-------- THE DATA
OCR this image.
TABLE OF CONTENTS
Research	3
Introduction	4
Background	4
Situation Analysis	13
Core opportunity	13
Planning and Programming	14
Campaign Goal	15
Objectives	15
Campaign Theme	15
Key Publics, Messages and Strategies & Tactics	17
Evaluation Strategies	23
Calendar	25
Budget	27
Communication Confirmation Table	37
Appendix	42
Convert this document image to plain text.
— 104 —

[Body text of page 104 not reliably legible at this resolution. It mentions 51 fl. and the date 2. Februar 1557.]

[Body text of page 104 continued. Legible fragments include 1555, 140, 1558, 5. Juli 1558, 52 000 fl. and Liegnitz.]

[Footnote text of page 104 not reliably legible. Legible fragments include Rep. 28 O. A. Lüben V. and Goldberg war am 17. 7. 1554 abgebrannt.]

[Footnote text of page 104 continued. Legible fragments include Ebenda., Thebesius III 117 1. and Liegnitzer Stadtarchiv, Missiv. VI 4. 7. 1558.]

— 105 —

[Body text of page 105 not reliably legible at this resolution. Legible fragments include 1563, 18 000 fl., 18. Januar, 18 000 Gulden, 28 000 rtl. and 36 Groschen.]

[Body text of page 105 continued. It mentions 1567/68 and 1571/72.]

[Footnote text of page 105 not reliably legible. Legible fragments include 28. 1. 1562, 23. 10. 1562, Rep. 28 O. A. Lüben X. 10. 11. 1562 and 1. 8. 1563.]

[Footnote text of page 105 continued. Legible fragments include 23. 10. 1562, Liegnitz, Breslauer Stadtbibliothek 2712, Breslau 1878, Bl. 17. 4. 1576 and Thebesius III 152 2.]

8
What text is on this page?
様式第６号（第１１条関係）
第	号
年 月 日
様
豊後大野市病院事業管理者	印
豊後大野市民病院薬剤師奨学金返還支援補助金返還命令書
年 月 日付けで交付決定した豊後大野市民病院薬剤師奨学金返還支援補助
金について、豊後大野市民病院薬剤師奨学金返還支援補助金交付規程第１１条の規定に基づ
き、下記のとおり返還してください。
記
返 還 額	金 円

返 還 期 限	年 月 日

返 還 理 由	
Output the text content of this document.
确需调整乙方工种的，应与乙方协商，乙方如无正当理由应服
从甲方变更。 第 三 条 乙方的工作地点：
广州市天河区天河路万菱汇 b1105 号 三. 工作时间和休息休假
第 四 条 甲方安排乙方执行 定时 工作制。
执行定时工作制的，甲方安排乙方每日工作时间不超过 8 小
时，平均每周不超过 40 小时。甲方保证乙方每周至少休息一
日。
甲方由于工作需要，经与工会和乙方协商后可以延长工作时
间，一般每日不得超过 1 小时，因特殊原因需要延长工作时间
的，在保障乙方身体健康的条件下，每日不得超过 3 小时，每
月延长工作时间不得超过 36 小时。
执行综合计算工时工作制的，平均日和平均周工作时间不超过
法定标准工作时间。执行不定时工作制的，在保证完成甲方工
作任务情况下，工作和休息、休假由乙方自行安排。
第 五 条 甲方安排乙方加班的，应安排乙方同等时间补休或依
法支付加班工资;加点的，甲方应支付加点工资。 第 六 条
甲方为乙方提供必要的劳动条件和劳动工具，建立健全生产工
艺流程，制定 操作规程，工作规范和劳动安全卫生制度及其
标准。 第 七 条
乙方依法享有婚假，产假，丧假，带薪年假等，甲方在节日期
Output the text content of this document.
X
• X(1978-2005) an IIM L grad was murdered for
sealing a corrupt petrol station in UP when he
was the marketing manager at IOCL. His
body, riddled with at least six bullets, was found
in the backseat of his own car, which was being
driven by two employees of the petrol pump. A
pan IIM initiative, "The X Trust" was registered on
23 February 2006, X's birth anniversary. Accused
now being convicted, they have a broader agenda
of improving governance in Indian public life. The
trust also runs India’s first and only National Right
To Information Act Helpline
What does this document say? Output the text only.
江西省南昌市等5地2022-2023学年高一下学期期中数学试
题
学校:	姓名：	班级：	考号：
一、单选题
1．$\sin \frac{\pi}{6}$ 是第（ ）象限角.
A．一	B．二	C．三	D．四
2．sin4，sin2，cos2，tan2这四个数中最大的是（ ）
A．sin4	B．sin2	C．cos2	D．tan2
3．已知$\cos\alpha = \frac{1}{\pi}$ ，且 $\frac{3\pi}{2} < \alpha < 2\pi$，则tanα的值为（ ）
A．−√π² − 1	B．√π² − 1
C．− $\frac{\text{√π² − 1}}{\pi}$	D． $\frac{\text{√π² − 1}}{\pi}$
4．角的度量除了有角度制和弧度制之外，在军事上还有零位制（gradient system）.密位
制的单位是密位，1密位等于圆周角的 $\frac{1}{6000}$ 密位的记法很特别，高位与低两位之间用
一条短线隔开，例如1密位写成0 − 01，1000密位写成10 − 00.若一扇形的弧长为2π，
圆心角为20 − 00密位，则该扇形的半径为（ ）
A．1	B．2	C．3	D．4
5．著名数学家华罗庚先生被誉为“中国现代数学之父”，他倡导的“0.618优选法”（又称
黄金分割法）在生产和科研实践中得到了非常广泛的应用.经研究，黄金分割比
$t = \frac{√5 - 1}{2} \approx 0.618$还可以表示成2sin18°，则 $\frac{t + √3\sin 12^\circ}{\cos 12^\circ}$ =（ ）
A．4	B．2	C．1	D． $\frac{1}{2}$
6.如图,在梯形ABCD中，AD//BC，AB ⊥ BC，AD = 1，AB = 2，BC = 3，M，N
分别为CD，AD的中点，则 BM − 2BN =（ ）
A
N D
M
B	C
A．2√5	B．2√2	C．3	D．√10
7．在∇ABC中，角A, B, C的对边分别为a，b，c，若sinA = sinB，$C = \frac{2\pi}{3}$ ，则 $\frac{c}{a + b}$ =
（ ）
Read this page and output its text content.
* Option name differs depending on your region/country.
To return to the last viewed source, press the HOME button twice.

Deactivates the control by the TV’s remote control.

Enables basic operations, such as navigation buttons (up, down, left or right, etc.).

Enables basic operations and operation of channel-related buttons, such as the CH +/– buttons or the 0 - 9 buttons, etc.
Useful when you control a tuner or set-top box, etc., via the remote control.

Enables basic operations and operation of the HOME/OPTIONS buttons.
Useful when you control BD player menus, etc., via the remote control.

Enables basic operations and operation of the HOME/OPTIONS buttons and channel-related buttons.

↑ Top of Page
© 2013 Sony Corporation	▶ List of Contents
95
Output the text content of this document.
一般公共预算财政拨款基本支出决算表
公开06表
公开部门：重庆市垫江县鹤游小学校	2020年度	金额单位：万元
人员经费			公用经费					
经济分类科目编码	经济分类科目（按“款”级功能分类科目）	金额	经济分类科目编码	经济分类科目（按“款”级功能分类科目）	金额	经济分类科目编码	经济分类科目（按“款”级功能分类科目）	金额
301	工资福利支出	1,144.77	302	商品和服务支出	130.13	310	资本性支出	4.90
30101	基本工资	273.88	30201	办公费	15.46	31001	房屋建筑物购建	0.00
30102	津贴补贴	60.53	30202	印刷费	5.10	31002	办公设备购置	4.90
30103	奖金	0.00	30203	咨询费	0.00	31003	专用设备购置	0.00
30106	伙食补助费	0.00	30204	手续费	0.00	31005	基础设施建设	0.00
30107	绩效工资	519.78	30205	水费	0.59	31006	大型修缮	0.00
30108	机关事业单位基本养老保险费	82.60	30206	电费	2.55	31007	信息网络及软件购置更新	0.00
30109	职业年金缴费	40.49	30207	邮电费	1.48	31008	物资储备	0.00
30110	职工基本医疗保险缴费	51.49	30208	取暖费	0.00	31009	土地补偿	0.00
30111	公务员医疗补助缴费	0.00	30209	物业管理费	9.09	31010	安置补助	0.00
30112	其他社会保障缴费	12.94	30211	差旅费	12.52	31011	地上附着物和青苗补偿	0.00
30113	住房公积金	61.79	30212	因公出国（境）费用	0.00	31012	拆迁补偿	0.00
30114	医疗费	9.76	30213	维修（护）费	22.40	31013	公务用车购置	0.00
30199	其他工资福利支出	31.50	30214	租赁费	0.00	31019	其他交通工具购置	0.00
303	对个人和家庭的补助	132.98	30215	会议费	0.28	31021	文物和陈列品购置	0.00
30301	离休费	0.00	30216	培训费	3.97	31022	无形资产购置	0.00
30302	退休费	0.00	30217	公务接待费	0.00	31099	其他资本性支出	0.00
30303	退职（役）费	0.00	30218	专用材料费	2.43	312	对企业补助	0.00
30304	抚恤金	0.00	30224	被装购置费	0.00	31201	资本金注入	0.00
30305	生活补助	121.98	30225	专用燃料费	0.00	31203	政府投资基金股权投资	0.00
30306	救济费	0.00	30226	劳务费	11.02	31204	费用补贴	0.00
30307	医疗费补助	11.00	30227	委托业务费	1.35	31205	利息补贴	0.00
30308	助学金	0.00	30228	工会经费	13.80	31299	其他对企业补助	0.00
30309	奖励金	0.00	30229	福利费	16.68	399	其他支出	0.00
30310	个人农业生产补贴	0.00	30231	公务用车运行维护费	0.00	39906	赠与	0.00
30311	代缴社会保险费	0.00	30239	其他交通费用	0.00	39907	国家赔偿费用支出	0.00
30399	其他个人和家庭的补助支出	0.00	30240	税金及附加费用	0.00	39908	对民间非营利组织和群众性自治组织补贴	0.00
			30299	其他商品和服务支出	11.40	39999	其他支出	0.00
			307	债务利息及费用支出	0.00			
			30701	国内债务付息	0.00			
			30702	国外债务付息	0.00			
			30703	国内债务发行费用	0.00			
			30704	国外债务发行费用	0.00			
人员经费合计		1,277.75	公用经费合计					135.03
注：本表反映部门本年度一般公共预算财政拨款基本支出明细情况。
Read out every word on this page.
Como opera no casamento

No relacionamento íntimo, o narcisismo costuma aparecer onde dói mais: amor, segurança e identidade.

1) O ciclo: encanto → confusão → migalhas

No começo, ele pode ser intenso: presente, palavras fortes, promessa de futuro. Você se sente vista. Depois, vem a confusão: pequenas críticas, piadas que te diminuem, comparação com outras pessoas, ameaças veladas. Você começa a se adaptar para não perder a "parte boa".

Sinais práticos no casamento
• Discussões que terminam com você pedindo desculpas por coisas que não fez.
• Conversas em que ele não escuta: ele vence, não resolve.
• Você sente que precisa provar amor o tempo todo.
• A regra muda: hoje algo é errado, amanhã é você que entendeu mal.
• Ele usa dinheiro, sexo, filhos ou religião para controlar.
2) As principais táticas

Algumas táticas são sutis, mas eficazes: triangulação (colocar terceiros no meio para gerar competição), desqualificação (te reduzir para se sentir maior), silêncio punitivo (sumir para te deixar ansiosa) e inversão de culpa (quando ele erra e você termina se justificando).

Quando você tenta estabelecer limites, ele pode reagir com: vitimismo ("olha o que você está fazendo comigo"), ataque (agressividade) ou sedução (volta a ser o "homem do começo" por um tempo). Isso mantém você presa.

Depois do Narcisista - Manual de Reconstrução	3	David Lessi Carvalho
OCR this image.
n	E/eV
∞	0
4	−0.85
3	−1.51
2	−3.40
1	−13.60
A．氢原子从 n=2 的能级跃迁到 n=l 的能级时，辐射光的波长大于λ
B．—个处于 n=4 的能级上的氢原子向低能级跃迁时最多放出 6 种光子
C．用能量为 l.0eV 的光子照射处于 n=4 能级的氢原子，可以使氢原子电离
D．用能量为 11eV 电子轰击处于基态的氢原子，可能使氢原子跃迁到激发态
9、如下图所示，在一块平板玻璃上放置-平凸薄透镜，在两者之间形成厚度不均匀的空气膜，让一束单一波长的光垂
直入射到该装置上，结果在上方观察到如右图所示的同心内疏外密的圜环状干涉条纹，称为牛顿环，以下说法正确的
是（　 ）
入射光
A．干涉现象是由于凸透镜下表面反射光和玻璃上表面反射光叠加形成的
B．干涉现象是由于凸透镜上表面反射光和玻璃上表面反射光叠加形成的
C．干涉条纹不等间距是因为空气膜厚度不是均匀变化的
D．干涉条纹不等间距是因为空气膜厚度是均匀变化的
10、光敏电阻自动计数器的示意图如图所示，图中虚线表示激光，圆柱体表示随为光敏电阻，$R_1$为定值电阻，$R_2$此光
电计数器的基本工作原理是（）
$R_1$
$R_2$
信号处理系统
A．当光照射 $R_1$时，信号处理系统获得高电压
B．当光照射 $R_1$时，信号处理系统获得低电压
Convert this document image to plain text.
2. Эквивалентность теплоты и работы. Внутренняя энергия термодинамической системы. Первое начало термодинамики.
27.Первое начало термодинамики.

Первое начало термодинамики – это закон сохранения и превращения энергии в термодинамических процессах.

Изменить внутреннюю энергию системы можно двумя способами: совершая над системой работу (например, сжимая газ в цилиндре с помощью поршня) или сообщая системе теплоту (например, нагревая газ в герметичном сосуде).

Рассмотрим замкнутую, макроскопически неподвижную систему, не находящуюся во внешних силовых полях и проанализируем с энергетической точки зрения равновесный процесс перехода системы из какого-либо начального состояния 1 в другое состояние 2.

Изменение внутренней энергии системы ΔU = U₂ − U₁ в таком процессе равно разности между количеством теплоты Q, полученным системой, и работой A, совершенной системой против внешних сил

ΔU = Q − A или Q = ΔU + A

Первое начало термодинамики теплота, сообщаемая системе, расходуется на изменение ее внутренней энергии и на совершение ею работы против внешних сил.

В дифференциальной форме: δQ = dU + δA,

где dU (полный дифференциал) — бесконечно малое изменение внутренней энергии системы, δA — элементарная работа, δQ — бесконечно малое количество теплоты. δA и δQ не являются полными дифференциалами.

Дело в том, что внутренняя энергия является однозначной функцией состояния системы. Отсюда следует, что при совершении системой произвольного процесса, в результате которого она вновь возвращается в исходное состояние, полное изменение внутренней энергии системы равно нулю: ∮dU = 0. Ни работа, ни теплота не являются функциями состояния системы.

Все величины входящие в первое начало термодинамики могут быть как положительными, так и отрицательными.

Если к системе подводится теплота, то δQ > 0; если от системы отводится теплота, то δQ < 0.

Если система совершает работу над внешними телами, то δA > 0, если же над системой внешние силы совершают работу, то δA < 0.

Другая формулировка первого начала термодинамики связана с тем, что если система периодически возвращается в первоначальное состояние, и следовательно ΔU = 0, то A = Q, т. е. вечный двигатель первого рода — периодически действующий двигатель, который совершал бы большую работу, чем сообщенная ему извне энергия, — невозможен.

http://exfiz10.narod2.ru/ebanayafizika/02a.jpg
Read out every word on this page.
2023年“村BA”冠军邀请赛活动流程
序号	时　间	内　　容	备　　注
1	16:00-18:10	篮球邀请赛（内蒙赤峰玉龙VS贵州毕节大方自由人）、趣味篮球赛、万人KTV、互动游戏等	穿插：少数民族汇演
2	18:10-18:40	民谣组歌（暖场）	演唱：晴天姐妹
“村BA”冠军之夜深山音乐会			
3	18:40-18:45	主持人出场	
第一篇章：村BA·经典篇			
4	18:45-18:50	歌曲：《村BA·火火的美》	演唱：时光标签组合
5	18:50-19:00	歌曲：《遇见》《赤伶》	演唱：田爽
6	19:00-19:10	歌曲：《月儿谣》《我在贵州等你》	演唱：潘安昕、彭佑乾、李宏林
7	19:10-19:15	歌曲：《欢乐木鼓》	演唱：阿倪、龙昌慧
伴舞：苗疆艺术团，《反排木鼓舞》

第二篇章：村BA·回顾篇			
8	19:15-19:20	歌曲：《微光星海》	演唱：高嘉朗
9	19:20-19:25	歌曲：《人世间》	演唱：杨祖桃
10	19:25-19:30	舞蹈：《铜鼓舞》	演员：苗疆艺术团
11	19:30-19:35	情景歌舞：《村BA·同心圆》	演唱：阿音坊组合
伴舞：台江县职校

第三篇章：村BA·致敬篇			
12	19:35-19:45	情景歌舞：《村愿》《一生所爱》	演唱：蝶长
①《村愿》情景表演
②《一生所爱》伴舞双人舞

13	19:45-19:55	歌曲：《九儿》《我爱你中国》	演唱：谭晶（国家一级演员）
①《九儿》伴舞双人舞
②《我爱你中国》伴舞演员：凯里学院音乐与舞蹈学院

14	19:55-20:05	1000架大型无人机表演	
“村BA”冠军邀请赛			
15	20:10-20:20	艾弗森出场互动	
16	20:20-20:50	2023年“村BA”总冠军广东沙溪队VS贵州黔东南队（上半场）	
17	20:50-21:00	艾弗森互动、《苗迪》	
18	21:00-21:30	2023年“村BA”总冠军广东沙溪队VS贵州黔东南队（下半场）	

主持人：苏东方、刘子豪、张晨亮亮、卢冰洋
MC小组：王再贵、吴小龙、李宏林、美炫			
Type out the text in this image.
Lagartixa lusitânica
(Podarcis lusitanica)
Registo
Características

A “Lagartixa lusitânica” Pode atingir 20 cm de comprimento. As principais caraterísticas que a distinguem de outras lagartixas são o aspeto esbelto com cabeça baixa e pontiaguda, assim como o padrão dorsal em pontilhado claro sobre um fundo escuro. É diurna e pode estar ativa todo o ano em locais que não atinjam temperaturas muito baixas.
----------------
* WHAT THE TASK REQUIRES
How many lines of the listing above include the word "related"? Reply with the number alone.

* WORKED SOLUTION
2